Work instructions - Please transcribe the entries below without changing a single character.

-*-*-

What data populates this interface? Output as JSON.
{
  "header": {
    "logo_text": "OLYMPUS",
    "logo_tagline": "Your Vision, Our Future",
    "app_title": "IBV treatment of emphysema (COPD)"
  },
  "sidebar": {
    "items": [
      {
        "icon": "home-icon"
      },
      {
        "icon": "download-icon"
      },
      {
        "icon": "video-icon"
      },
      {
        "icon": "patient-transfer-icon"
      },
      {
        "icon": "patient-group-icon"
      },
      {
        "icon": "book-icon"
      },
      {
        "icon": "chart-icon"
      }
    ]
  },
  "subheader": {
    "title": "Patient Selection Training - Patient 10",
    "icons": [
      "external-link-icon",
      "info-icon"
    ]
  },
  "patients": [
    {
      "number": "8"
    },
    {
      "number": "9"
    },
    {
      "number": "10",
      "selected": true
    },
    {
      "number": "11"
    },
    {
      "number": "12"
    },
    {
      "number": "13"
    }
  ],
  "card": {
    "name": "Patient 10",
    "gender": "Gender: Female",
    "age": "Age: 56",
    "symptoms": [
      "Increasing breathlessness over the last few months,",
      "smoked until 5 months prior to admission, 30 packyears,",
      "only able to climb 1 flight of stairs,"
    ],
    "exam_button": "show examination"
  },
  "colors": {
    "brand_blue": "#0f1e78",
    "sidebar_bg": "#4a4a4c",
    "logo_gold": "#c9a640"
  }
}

-*-*-

Answer to this problem -
What data populates this interface? Output as JSON.
{
  "header": {
    "logo_text": "OLYMPUS",
    "logo_tagline": "Your Vision, Our Future",
    "app_title": "IBV treatment of emphysema (COPD)"
  },
  "sidebar": {
    "items": [
      {
        "icon": "home-icon"
      },
      {
        "icon": "download-icon"
      },
      {
        "icon": "video-icon"
      },
      {
        "icon": "patient-transfer-icon"
      },
      {
        "icon": "patient-group-icon"
      },
      {
        "icon": "book-icon"
      },
      {
        "icon": "chart-icon"
      }
    ]
  },
  "subheader": {
    "title": "Patient Selection Training - Patient 10",
    "icons": [
      "external-link-icon",
      "info-icon"
    ]
  },
  "patients": [
    {
      "number": "8"
    },
    {
      "number": "9"
    },
    {
      "number": "10",
      "selected": true
    },
    {
      "number": "11"
    },
    {
      "number": "12"
    },
    {
      "number": "13"
    }
  ],
  "card": {
    "name": "Patient 10",
    "gender": "Gender: Female",
    "age": "Age: 56",
    "symptoms": [
      "Increasing breathlessness over the last few months,",
      "smoked until 5 months prior to admission, 30 packyears,",
      "only able to climb 1 flight of stairs,"
    ],
    "exam_button": "show examination"
  },
  "colors": {
    "brand_blue": "#0f1e78",
    "sidebar_bg": "#4a4a4c",
    "logo_gold": "#c9a640"
  }
}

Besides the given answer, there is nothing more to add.